***** Data shown *****

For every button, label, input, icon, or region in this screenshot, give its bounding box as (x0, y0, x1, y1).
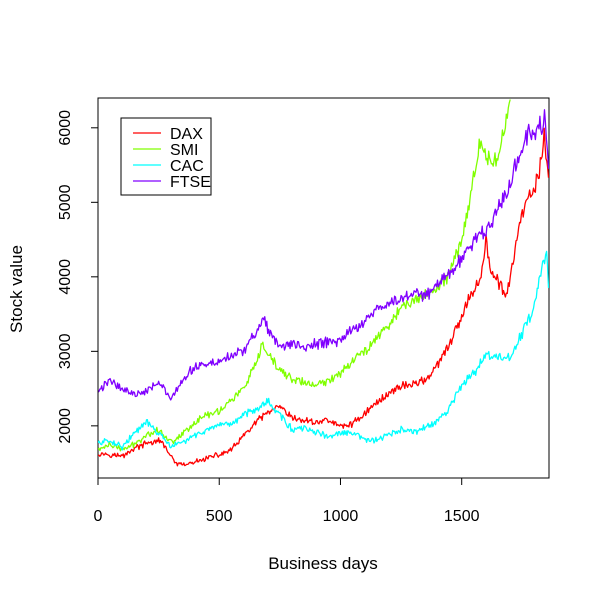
x-tick-label: 500 (206, 508, 233, 525)
x-tick-label: 1000 (323, 508, 359, 525)
legend-label-cac: CAC (170, 158, 204, 175)
series-layer (98, 99, 549, 467)
legend-label-dax: DAX (170, 126, 203, 143)
y-tick-label: 6000 (57, 110, 74, 146)
series-line-ftse (98, 109, 549, 401)
y-tick-label: 3000 (57, 333, 74, 369)
legend-box (120, 117, 212, 196)
series-line-dax (98, 127, 549, 467)
y-tick-label: 5000 (57, 184, 74, 220)
axes-layer: 0 500 1000 1500 2000 3000 4000 5000 6000 (57, 110, 480, 525)
x-tick-label: 0 (94, 508, 103, 525)
legend-label-ftse: FTSE (170, 174, 211, 191)
series-line-cac (98, 250, 549, 451)
y-tick-label: 2000 (57, 408, 74, 444)
x-axis-title: Business days (268, 554, 378, 573)
legend-label-smi: SMI (170, 142, 198, 159)
y-tick-label: 4000 (57, 259, 74, 295)
y-axis-title: Stock value (7, 245, 26, 333)
x-tick-label: 1500 (444, 508, 480, 525)
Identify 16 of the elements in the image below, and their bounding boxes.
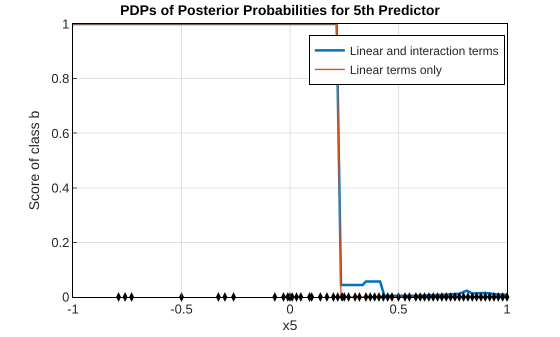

*****

» **Work to do**:
Copy out the material from its first line through the line containing "series-line-ftse (98, 109, 549, 401)", both ends included, and leave the pictures out.

» **Exercise solution**:
For every button, label, input, icon, or region in this screenshot, give its bounding box as (x0, y0, x1, y1).
x-tick-label: 500 (206, 508, 233, 525)
x-tick-label: 1000 (323, 508, 359, 525)
legend-label-cac: CAC (170, 158, 204, 175)
series-layer (98, 99, 549, 467)
legend-label-dax: DAX (170, 126, 203, 143)
y-tick-label: 6000 (57, 110, 74, 146)
series-line-ftse (98, 109, 549, 401)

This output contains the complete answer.